# Information given start

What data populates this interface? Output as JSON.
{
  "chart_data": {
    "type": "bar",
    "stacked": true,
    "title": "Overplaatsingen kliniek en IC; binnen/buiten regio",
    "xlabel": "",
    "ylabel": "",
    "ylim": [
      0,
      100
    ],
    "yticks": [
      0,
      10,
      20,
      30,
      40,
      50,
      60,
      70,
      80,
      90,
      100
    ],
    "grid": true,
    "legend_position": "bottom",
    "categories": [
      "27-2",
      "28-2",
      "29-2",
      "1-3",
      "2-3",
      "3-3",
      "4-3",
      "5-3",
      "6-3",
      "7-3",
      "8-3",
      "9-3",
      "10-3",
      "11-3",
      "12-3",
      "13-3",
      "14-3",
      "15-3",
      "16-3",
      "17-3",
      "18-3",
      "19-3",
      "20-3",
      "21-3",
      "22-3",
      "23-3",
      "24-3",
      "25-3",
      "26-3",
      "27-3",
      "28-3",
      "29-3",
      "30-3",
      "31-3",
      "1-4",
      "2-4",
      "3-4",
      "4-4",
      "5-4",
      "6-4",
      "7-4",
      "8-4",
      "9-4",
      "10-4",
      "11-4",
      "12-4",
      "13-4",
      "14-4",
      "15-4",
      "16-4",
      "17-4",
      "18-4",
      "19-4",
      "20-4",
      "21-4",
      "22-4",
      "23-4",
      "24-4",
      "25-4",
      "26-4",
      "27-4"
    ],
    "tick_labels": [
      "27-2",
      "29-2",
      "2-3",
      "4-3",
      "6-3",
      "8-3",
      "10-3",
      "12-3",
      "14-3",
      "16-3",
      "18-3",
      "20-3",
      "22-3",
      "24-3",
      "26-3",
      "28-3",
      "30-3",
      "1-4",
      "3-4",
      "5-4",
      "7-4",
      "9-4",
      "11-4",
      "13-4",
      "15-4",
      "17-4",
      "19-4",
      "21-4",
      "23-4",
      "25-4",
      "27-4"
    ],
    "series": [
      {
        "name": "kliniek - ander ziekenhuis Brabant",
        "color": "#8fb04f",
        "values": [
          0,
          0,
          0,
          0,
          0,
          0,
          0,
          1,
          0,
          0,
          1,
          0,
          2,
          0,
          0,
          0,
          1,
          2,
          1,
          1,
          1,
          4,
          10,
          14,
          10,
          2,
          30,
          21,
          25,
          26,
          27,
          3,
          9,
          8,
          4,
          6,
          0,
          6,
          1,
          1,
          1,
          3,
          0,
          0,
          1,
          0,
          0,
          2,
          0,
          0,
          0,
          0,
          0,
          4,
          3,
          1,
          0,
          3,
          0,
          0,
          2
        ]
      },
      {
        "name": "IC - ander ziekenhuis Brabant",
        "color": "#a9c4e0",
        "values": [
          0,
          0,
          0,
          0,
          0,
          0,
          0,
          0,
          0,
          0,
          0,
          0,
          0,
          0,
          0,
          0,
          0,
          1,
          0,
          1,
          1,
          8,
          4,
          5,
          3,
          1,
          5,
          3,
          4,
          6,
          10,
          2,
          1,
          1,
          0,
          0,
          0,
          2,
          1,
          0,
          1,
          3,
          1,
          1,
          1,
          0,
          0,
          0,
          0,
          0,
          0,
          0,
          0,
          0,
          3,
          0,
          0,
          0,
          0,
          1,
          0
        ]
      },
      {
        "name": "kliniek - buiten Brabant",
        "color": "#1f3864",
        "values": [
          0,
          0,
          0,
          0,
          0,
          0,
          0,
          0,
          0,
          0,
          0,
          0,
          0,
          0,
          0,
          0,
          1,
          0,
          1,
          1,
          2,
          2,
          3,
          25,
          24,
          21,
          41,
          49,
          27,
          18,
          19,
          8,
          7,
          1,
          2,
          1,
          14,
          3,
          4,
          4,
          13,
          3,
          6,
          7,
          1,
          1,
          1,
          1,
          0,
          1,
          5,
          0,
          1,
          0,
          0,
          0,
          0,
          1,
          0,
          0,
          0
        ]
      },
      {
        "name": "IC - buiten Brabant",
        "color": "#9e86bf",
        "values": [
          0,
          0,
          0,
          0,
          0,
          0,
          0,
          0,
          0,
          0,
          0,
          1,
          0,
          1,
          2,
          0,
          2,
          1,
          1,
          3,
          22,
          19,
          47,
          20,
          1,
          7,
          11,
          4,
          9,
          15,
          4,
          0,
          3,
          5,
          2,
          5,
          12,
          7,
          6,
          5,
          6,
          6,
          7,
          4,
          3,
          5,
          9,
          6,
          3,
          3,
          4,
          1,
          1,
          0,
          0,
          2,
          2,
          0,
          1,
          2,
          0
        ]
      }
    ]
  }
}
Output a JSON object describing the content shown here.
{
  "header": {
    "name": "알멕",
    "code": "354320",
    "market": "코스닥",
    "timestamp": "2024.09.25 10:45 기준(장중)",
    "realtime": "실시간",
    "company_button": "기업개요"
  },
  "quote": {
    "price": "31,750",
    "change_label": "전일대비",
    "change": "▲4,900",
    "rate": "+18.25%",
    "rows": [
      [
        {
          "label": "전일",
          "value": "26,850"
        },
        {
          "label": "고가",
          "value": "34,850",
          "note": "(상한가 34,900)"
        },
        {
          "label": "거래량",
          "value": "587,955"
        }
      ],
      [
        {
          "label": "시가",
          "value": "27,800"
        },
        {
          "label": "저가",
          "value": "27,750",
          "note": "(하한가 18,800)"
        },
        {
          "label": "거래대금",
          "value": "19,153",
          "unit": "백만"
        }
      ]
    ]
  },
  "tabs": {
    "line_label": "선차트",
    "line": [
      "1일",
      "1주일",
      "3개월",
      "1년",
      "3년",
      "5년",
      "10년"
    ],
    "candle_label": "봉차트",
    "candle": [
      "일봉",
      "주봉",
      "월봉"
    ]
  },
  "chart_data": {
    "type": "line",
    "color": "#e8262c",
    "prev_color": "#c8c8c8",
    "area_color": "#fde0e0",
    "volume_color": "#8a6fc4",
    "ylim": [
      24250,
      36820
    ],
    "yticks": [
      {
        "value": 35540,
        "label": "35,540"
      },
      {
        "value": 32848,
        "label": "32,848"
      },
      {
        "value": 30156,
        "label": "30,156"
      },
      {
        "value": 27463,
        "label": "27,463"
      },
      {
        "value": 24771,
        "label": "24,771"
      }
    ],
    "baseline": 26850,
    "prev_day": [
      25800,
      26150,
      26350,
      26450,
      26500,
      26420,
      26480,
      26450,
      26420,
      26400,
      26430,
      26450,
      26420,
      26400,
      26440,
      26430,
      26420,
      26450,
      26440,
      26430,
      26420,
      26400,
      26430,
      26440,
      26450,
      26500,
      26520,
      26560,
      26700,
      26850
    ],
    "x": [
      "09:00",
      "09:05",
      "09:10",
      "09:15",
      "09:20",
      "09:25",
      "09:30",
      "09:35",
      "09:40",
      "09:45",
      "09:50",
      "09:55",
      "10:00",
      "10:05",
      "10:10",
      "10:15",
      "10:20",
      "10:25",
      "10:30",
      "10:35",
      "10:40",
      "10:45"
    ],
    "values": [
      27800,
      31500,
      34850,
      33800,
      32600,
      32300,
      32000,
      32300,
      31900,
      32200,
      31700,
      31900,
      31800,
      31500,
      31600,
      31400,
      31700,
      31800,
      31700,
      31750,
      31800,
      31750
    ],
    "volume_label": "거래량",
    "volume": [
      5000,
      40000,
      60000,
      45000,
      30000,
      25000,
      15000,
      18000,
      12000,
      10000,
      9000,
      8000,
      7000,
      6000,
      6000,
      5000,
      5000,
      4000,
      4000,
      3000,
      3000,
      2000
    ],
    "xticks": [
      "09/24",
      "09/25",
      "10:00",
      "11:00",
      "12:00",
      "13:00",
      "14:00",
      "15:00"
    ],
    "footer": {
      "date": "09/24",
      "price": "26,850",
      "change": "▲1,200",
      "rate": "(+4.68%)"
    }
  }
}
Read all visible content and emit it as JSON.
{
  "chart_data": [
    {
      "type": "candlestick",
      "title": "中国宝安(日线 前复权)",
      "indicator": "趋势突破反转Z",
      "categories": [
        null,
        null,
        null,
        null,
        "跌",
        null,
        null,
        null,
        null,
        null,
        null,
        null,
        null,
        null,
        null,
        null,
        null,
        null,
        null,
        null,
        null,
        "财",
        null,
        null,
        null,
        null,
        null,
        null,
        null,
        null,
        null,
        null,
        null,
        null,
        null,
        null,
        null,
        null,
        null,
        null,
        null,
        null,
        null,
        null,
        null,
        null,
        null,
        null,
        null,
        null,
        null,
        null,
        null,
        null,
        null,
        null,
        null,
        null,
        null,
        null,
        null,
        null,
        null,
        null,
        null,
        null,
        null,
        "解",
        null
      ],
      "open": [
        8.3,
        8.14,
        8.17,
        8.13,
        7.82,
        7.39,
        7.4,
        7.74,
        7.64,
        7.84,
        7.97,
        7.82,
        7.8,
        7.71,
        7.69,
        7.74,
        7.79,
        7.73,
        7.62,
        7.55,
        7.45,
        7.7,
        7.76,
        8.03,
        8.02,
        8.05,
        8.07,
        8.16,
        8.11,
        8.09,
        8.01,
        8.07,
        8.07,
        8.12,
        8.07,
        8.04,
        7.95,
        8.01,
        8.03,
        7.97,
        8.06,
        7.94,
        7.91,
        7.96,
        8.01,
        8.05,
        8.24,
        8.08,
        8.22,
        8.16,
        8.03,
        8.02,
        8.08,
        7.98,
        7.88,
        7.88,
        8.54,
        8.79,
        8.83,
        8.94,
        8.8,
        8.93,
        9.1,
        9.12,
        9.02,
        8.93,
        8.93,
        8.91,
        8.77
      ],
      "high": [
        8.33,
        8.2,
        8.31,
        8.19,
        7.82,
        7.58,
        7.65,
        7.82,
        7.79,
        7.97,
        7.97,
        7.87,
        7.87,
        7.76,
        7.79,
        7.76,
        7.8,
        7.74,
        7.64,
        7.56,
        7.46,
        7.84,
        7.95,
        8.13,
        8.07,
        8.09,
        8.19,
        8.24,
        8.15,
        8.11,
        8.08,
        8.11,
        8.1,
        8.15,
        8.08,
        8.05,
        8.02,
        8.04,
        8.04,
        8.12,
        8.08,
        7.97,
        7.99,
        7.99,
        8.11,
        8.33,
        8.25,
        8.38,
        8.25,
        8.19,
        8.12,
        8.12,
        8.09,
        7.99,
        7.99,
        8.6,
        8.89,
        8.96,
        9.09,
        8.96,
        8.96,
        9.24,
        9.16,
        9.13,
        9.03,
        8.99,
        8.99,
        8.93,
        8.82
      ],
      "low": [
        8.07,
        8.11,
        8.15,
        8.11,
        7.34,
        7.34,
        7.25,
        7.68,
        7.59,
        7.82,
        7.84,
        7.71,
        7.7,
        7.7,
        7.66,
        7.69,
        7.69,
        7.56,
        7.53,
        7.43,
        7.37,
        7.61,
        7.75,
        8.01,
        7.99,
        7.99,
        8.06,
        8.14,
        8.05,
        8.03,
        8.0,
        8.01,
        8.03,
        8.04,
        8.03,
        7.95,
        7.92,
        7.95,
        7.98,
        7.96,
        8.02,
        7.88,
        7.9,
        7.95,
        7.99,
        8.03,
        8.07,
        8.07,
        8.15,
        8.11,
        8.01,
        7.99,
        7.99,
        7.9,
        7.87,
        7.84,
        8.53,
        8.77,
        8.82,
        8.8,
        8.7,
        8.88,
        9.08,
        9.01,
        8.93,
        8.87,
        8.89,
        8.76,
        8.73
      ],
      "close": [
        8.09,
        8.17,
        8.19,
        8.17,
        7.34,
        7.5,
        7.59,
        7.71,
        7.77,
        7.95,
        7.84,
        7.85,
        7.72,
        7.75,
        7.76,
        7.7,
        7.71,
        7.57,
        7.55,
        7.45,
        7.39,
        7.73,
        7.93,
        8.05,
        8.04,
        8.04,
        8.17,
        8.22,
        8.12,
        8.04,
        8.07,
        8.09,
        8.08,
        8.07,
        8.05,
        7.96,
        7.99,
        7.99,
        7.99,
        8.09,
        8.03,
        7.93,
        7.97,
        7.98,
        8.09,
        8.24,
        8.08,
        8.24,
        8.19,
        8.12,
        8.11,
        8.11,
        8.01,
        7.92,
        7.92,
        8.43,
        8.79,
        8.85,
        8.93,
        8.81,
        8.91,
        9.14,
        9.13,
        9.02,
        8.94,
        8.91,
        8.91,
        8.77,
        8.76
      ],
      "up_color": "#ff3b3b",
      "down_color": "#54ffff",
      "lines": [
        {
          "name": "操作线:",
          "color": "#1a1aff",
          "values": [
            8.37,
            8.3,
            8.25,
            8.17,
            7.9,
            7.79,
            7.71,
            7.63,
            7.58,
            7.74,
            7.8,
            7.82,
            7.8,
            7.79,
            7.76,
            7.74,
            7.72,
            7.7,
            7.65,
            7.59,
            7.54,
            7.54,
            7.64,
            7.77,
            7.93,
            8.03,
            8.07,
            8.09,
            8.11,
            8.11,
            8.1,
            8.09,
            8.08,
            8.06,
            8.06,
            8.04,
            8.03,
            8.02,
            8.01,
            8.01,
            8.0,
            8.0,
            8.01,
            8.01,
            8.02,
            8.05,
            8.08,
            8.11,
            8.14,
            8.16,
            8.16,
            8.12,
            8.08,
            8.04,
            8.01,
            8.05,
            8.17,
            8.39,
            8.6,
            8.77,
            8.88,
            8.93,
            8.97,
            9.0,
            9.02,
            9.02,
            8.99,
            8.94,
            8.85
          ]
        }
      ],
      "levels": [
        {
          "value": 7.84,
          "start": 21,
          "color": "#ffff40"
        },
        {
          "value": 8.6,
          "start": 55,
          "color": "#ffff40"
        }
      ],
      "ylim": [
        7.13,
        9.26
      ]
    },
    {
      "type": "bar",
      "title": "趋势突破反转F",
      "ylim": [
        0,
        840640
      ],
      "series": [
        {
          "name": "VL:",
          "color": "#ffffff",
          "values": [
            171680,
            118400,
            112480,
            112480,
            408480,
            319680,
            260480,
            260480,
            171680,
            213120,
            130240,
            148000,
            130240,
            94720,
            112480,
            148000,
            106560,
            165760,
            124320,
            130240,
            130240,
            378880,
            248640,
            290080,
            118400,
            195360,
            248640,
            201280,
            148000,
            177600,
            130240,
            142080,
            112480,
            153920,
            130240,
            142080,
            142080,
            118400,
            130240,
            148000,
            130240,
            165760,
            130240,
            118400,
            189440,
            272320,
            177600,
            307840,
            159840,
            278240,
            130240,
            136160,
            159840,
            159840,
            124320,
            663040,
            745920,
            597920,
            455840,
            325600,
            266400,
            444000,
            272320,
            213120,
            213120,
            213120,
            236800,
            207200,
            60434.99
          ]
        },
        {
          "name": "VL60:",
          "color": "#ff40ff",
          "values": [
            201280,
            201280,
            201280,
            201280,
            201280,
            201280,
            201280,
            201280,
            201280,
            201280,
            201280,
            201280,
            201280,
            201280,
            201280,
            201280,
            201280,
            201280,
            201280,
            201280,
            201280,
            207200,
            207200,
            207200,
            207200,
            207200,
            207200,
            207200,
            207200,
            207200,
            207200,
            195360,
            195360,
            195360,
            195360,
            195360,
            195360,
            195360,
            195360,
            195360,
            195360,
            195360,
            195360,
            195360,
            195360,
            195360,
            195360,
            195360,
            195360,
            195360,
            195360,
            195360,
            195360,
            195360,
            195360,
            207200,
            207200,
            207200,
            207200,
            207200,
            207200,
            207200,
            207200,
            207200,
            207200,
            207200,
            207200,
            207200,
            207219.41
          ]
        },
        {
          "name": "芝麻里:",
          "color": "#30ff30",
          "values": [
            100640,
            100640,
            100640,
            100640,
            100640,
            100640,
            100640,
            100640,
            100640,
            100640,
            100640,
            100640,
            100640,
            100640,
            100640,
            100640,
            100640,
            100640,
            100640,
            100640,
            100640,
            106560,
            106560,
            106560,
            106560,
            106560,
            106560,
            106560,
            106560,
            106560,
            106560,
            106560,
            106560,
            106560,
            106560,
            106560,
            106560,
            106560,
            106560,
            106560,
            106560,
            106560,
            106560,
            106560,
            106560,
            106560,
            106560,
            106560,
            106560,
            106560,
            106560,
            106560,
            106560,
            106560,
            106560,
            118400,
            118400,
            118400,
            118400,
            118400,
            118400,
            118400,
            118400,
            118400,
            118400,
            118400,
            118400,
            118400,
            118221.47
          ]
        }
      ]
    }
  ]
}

# Information given end

▶ [Short task]
List all lines in the material containing the string "name".

▶ [Answer to the problem]
        "name": "kliniek - ander ziekenhuis Brabant",
        "name": "IC - ander ziekenhuis Brabant",
        "name": "kliniek - buiten Brabant",
        "name": "IC - buiten Brabant",
    "name": "알멕",
          "name": "操作线:",
          "name": "VL:",
          "name": "VL60:",
          "name": "芝麻里:",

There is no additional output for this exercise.